### Dataset
* START *

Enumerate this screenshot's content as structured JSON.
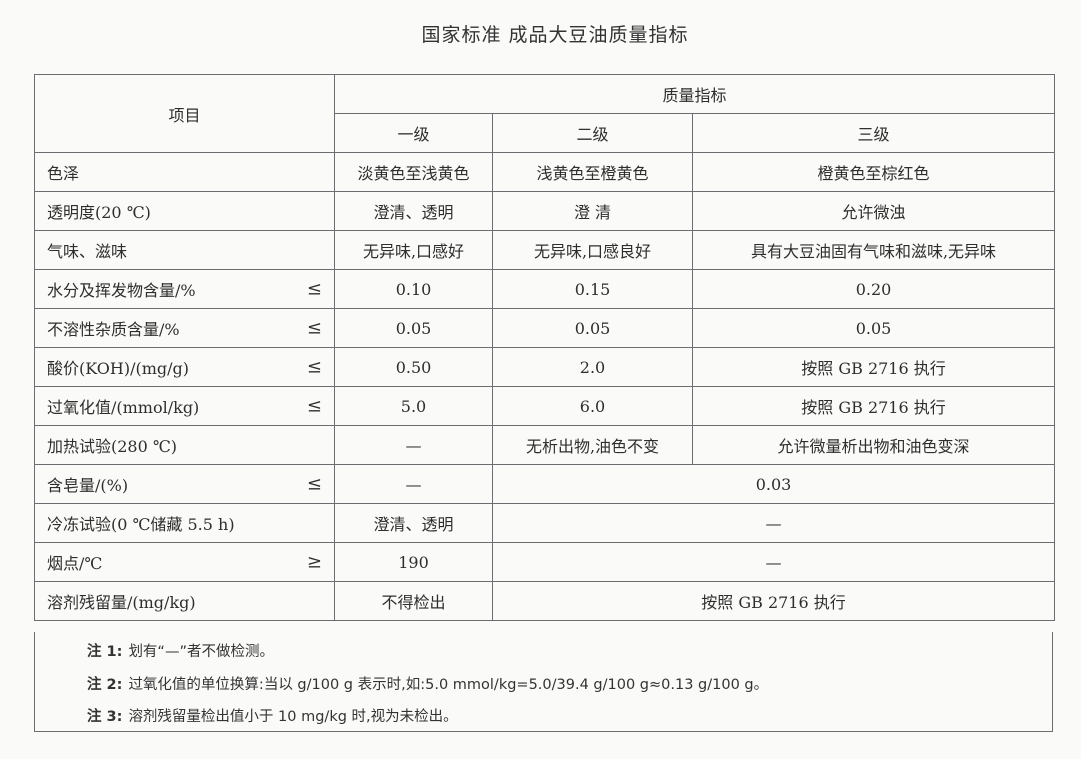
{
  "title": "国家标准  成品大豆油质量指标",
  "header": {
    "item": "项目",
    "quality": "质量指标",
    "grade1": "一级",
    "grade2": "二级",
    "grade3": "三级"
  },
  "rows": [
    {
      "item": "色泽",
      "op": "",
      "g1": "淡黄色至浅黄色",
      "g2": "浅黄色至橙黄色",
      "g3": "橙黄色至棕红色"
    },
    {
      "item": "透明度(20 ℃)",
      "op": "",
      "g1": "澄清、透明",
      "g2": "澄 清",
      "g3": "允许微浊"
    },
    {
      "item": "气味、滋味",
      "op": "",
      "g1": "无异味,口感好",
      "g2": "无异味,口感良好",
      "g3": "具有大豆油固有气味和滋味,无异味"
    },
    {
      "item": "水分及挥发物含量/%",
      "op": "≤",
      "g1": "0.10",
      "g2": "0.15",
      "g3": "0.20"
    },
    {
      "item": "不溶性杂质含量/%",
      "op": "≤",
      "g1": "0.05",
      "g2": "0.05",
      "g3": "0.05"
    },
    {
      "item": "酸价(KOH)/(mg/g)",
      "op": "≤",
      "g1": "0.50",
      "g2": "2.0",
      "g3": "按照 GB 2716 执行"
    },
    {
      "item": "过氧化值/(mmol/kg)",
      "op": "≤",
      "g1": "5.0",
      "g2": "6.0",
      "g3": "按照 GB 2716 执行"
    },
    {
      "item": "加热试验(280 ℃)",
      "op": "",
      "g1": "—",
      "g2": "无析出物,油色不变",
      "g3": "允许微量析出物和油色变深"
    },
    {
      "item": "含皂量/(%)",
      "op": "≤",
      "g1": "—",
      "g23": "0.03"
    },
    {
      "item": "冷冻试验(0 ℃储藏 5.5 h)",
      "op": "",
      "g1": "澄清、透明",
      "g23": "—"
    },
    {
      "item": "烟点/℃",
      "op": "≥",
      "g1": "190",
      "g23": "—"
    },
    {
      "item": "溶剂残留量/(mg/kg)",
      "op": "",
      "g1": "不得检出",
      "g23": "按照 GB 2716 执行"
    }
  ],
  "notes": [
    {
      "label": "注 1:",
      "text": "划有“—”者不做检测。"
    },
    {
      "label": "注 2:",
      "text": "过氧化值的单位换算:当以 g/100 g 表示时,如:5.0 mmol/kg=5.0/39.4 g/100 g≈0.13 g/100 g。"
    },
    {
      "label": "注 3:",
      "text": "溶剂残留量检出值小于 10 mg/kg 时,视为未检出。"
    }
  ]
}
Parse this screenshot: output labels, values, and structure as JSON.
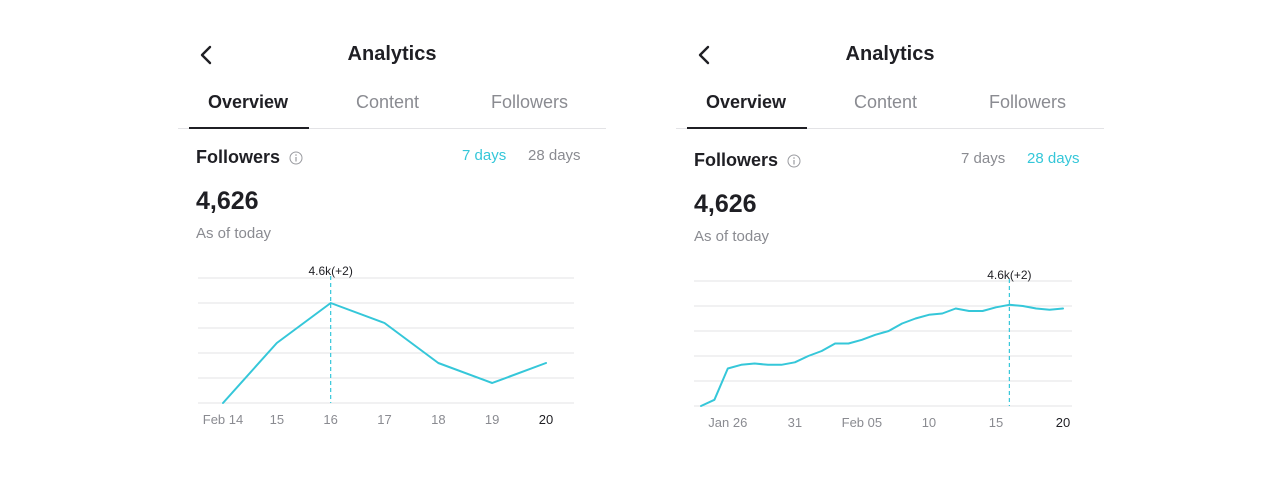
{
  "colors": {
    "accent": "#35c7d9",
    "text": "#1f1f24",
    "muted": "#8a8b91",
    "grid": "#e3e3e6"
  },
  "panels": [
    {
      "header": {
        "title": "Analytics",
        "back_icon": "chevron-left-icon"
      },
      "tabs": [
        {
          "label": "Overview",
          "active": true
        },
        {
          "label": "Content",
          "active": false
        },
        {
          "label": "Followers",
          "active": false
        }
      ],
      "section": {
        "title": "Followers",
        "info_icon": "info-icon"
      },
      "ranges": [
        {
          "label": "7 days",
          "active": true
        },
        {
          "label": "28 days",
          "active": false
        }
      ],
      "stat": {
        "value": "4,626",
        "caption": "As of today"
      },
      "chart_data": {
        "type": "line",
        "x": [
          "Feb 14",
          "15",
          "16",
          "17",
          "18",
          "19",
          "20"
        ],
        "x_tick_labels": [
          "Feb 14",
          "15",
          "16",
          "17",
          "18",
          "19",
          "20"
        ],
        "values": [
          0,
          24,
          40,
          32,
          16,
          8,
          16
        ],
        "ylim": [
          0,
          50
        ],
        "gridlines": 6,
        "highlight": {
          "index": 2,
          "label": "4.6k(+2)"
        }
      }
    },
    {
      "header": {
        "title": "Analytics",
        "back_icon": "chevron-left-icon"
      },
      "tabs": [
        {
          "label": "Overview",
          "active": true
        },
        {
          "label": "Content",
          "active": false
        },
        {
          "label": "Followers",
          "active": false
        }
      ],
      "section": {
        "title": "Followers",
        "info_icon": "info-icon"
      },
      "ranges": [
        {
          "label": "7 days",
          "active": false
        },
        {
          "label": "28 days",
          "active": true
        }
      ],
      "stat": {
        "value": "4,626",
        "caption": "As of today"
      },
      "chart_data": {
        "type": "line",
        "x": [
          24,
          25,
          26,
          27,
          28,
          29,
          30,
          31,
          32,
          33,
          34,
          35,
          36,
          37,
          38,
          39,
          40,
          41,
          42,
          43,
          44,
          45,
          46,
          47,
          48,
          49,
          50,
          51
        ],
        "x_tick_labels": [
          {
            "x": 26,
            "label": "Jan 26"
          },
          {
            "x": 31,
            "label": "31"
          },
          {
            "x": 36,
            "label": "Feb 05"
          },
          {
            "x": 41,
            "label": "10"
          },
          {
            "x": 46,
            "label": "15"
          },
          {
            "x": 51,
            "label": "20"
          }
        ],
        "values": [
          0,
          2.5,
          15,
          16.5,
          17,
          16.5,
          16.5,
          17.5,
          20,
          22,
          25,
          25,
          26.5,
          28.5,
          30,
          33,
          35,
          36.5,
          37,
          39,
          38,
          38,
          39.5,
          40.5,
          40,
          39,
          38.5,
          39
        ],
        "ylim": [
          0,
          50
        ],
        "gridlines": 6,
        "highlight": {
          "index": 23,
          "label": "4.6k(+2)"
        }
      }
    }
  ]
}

* END *

Write out all the entries word for word, but skip any images.

### Solution for this task
Enumerate this screenshot's content as structured JSON.
{
  "title": "国家标准  成品大豆油质量指标",
  "header": {
    "item": "项目",
    "quality": "质量指标",
    "grade1": "一级",
    "grade2": "二级",
    "grade3": "三级"
  },
  "rows": [
    {
      "item": "色泽",
      "op": "",
      "g1": "淡黄色至浅黄色",
      "g2": "浅黄色至橙黄色",
      "g3": "橙黄色至棕红色"
    },
    {
      "item": "透明度(20 ℃)",
      "op": "",
      "g1": "澄清、透明",
      "g2": "澄 清",
      "g3": "允许微浊"
    },
    {
      "item": "气味、滋味",
      "op": "",
      "g1": "无异味,口感好",
      "g2": "无异味,口感良好",
      "g3": "具有大豆油固有气味和滋味,无异味"
    },
    {
      "item": "水分及挥发物含量/%",
      "op": "≤",
      "g1": "0.10",
      "g2": "0.15",
      "g3": "0.20"
    },
    {
      "item": "不溶性杂质含量/%",
      "op": "≤",
      "g1": "0.05",
      "g2": "0.05",
      "g3": "0.05"
    },
    {
      "item": "酸价(KOH)/(mg/g)",
      "op": "≤",
      "g1": "0.50",
      "g2": "2.0",
      "g3": "按照 GB 2716 执行"
    },
    {
      "item": "过氧化值/(mmol/kg)",
      "op": "≤",
      "g1": "5.0",
      "g2": "6.0",
      "g3": "按照 GB 2716 执行"
    },
    {
      "item": "加热试验(280 ℃)",
      "op": "",
      "g1": "—",
      "g2": "无析出物,油色不变",
      "g3": "允许微量析出物和油色变深"
    },
    {
      "item": "含皂量/(%)",
      "op": "≤",
      "g1": "—",
      "g23": "0.03"
    },
    {
      "item": "冷冻试验(0 ℃储藏 5.5 h)",
      "op": "",
      "g1": "澄清、透明",
      "g23": "—"
    },
    {
      "item": "烟点/℃",
      "op": "≥",
      "g1": "190",
      "g23": "—"
    },
    {
      "item": "溶剂残留量/(mg/kg)",
      "op": "",
      "g1": "不得检出",
      "g23": "按照 GB 2716 执行"
    }
  ],
  "notes": [
    {
      "label": "注 1:",
      "text": "划有“—”者不做检测。"
    },
    {
      "label": "注 2:",
      "text": "过氧化值的单位换算:当以 g/100 g 表示时,如:5.0 mmol/kg=5.0/39.4 g/100 g≈0.13 g/100 g。"
    },
    {
      "label": "注 3:",
      "text": "溶剂残留量检出值小于 10 mg/kg 时,视为未检出。"
    }
  ]
}
Parse this screenshot: output labels, values, and structure as JSON.
{
  "colors": {
    "accent": "#35c7d9",
    "text": "#1f1f24",
    "muted": "#8a8b91",
    "grid": "#e3e3e6"
  },
  "panels": [
    {
      "header": {
        "title": "Analytics",
        "back_icon": "chevron-left-icon"
      },
      "tabs": [
        {
          "label": "Overview",
          "active": true
        },
        {
          "label": "Content",
          "active": false
        },
        {
          "label": "Followers",
          "active": false
        }
      ],
      "section": {
        "title": "Followers",
        "info_icon": "info-icon"
      },
      "ranges": [
        {
          "label": "7 days",
          "active": true
        },
        {
          "label": "28 days",
          "active": false
        }
      ],
      "stat": {
        "value": "4,626",
        "caption": "As of today"
      },
      "chart_data": {
        "type": "line",
        "x": [
          "Feb 14",
          "15",
          "16",
          "17",
          "18",
          "19",
          "20"
        ],
        "x_tick_labels": [
          "Feb 14",
          "15",
          "16",
          "17",
          "18",
          "19",
          "20"
        ],
        "values": [
          0,
          24,
          40,
          32,
          16,
          8,
          16
        ],
        "ylim": [
          0,
          50
        ],
        "gridlines": 6,
        "highlight": {
          "index": 2,
          "label": "4.6k(+2)"
        }
      }
    },
    {
      "header": {
        "title": "Analytics",
        "back_icon": "chevron-left-icon"
      },
      "tabs": [
        {
          "label": "Overview",
          "active": true
        },
        {
          "label": "Content",
          "active": false
        },
        {
          "label": "Followers",
          "active": false
        }
      ],
      "section": {
        "title": "Followers",
        "info_icon": "info-icon"
      },
      "ranges": [
        {
          "label": "7 days",
          "active": false
        },
        {
          "label": "28 days",
          "active": true
        }
      ],
      "stat": {
        "value": "4,626",
        "caption": "As of today"
      },
      "chart_data": {
        "type": "line",
        "x": [
          24,
          25,
          26,
          27,
          28,
          29,
          30,
          31,
          32,
          33,
          34,
          35,
          36,
          37,
          38,
          39,
          40,
          41,
          42,
          43,
          44,
          45,
          46,
          47,
          48,
          49,
          50,
          51
        ],
        "x_tick_labels": [
          {
            "x": 26,
            "label": "Jan 26"
          },
          {
            "x": 31,
            "label": "31"
          },
          {
            "x": 36,
            "label": "Feb 05"
          },
          {
            "x": 41,
            "label": "10"
          },
          {
            "x": 46,
            "label": "15"
          },
          {
            "x": 51,
            "label": "20"
          }
        ],
        "values": [
          0,
          2.5,
          15,
          16.5,
          17,
          16.5,
          16.5,
          17.5,
          20,
          22,
          25,
          25,
          26.5,
          28.5,
          30,
          33,
          35,
          36.5,
          37,
          39,
          38,
          38,
          39.5,
          40.5,
          40,
          39,
          38.5,
          39
        ],
        "ylim": [
          0,
          50
        ],
        "gridlines": 6,
        "highlight": {
          "index": 23,
          "label": "4.6k(+2)"
        }
      }
    }
  ]
}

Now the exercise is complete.